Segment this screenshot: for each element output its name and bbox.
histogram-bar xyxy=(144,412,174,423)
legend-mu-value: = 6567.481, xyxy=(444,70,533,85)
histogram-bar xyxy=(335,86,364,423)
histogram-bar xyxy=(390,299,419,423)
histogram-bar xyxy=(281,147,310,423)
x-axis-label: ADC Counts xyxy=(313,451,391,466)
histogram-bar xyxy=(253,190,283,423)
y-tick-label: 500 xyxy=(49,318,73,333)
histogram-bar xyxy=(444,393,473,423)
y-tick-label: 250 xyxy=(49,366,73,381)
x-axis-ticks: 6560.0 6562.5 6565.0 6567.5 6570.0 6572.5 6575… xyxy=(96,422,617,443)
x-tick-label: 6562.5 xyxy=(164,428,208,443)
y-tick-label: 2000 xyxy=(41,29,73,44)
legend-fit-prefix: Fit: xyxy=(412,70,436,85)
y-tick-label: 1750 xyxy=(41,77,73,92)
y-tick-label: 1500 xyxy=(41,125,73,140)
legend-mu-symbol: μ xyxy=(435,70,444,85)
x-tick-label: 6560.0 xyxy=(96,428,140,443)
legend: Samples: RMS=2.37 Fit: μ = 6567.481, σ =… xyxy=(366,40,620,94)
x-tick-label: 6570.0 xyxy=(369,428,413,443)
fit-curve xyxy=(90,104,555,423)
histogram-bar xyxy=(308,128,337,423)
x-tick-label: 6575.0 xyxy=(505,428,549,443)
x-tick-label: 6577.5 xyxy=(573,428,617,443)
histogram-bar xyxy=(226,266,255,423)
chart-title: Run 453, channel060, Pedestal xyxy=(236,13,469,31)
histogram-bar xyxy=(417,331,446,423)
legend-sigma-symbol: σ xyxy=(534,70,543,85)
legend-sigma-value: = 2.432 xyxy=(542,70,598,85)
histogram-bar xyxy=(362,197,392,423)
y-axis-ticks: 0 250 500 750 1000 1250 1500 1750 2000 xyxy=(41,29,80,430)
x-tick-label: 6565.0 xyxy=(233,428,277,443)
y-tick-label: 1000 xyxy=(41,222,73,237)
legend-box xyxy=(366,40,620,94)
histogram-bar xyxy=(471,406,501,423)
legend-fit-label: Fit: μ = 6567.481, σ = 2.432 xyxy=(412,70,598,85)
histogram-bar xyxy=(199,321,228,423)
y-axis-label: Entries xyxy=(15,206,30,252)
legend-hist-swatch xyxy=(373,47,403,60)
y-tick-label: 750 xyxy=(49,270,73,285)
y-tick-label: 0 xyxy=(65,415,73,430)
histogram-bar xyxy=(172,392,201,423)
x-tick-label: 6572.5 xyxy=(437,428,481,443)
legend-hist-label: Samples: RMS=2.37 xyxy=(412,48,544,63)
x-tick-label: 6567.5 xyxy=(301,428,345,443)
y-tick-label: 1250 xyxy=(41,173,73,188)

**To be done**.
Copy these records word for word.

**Exercise answer**.
Segment this screenshot: for each element output its name and bbox.
histogram-bar xyxy=(144,412,174,423)
legend-mu-value: = 6567.481, xyxy=(444,70,533,85)
histogram-bar xyxy=(335,86,364,423)
histogram-bar xyxy=(390,299,419,423)
histogram-bar xyxy=(281,147,310,423)
x-axis-label: ADC Counts xyxy=(313,451,391,466)
histogram-bar xyxy=(253,190,283,423)
y-tick-label: 500 xyxy=(49,318,73,333)
histogram-bar xyxy=(444,393,473,423)
y-tick-label: 250 xyxy=(49,366,73,381)
x-axis-ticks: 6560.0 6562.5 6565.0 6567.5 6570.0 6572.5 6575… xyxy=(96,422,617,443)
x-tick-label: 6562.5 xyxy=(164,428,208,443)
y-tick-label: 2000 xyxy=(41,29,73,44)
legend-fit-prefix: Fit: xyxy=(412,70,436,85)
y-tick-label: 1750 xyxy=(41,77,73,92)
y-tick-label: 1500 xyxy=(41,125,73,140)
legend-mu-symbol: μ xyxy=(435,70,444,85)
x-tick-label: 6560.0 xyxy=(96,428,140,443)
legend: Samples: RMS=2.37 Fit: μ = 6567.481, σ =… xyxy=(366,40,620,94)
x-tick-label: 6570.0 xyxy=(369,428,413,443)
fit-curve xyxy=(90,104,555,423)
histogram-bar xyxy=(308,128,337,423)
x-tick-label: 6575.0 xyxy=(505,428,549,443)
x-tick-label: 6577.5 xyxy=(573,428,617,443)
histogram-bar xyxy=(226,266,255,423)
chart-title: Run 453, channel060, Pedestal xyxy=(236,13,469,31)
histogram-bar xyxy=(417,331,446,423)
legend-sigma-symbol: σ xyxy=(534,70,543,85)
legend-sigma-value: = 2.432 xyxy=(542,70,598,85)
histogram-bar xyxy=(362,197,392,423)
y-axis-ticks: 0 250 500 750 1000 1250 1500 1750 2000 xyxy=(41,29,80,430)
x-tick-label: 6565.0 xyxy=(233,428,277,443)
y-tick-label: 1000 xyxy=(41,222,73,237)
legend-box xyxy=(366,40,620,94)
histogram-bar xyxy=(471,406,501,423)
legend-fit-label: Fit: μ = 6567.481, σ = 2.432 xyxy=(412,70,598,85)
histogram-bar xyxy=(199,321,228,423)
y-axis-label: Entries xyxy=(15,206,30,252)
legend-hist-swatch xyxy=(373,47,403,60)
y-tick-label: 750 xyxy=(49,270,73,285)
y-tick-label: 0 xyxy=(65,415,73,430)
histogram-bar xyxy=(172,392,201,423)
x-tick-label: 6572.5 xyxy=(437,428,481,443)
legend-hist-label: Samples: RMS=2.37 xyxy=(412,48,544,63)
x-tick-label: 6567.5 xyxy=(301,428,345,443)
y-tick-label: 1250 xyxy=(41,173,73,188)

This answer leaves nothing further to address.